→ **SET PROBLEM**
Count every line in the data below where "ylabel" occurs, then state that number and nothing more.

→ **MATERIAL PROVIDED**

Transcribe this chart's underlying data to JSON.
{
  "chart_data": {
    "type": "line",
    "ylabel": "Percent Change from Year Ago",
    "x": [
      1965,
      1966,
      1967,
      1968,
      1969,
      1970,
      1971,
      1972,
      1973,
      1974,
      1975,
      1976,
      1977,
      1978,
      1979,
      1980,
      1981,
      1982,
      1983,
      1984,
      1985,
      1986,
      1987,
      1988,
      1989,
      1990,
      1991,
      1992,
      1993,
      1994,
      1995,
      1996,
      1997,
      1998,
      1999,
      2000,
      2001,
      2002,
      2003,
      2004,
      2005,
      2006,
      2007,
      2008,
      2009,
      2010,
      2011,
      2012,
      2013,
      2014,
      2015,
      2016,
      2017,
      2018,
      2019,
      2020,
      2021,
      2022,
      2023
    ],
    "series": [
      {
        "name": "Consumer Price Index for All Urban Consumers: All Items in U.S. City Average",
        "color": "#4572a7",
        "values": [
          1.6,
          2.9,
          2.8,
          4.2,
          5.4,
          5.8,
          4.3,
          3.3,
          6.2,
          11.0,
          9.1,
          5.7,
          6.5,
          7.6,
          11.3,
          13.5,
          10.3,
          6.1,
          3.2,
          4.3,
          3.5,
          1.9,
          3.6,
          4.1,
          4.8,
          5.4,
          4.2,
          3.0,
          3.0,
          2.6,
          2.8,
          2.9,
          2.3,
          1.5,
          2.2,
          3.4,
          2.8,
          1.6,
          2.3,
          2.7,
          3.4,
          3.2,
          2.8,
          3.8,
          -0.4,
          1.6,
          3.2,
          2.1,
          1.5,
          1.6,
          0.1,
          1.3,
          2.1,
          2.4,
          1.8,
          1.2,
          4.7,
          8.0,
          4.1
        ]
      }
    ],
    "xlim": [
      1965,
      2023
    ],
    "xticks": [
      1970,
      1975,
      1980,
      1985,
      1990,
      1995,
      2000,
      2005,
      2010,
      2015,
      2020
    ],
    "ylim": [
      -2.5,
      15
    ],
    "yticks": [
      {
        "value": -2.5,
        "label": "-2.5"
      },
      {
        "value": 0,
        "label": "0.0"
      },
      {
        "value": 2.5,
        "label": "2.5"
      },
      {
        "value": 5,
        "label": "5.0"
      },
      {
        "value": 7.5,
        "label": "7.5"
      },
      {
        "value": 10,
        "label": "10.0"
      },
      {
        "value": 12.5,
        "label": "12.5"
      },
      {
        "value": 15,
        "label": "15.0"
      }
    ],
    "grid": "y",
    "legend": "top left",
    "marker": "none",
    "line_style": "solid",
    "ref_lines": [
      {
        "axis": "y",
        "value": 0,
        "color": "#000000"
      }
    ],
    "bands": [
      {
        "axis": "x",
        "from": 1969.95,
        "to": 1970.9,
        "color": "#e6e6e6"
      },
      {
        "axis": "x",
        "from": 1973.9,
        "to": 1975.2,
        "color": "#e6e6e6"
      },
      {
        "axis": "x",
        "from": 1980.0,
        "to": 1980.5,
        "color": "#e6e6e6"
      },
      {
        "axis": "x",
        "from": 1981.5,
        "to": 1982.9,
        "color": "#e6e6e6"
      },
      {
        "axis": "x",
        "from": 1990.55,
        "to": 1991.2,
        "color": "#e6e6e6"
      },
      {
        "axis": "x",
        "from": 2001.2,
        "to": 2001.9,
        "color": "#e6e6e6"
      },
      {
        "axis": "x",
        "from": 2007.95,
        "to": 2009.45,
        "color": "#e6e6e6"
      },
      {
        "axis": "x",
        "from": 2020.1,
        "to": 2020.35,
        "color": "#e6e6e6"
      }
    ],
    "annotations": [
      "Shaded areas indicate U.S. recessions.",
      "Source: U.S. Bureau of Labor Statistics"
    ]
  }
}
* * *
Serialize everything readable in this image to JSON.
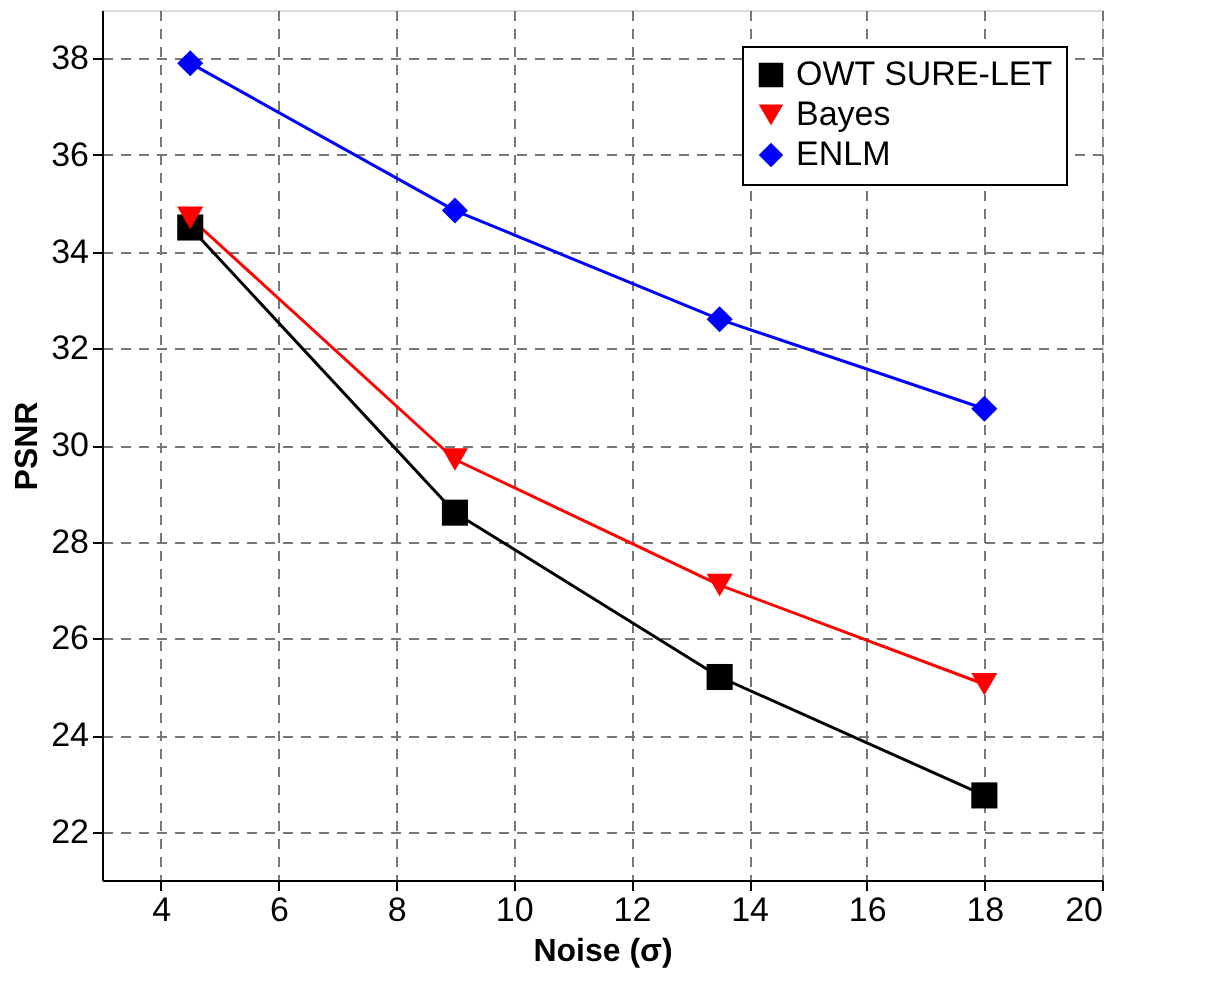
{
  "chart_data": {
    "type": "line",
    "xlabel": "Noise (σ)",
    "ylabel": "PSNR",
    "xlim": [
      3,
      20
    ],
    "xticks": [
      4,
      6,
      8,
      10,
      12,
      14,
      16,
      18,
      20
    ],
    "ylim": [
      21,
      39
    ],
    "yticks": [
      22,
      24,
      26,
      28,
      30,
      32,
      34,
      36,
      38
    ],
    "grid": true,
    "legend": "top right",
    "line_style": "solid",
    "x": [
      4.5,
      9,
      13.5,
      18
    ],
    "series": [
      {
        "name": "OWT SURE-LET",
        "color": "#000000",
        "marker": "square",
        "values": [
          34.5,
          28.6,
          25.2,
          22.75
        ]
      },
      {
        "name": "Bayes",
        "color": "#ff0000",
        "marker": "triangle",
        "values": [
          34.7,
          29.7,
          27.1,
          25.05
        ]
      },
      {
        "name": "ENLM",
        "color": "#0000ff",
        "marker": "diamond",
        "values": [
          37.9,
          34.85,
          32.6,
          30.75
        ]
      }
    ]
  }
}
==
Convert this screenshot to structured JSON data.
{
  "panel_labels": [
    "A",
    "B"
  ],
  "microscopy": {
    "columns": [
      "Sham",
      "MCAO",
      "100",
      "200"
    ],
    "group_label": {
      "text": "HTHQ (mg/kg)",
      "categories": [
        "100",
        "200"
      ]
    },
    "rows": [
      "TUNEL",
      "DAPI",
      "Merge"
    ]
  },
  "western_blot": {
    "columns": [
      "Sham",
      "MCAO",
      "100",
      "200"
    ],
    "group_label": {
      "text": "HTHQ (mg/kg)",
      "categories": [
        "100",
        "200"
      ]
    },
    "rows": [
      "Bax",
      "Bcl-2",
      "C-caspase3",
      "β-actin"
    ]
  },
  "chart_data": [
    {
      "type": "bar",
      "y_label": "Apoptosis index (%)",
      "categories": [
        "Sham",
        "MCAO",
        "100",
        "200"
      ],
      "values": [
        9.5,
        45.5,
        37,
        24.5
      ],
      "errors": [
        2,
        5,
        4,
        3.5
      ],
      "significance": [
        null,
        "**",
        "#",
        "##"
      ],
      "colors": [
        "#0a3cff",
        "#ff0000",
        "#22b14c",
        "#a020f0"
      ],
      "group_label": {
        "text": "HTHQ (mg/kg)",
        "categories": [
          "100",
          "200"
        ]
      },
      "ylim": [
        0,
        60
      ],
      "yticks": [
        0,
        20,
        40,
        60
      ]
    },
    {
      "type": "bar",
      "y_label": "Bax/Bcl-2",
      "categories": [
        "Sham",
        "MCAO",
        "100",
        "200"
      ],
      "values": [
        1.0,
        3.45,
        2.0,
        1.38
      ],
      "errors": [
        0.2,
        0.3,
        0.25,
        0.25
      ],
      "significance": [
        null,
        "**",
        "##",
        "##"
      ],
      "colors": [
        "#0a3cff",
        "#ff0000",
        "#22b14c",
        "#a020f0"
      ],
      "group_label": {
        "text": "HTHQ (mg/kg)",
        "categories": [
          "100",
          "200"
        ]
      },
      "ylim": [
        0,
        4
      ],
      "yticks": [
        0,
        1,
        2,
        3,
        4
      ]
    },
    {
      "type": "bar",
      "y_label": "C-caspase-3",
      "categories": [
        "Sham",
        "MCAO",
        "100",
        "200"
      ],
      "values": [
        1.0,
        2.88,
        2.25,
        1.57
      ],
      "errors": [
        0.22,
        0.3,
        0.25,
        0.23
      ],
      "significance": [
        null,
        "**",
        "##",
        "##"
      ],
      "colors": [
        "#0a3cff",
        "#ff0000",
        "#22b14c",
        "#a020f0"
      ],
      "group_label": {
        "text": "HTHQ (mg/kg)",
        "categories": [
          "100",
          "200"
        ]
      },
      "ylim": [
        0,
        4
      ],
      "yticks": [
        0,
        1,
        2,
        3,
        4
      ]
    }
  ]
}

→ **FULL ANSWER**
2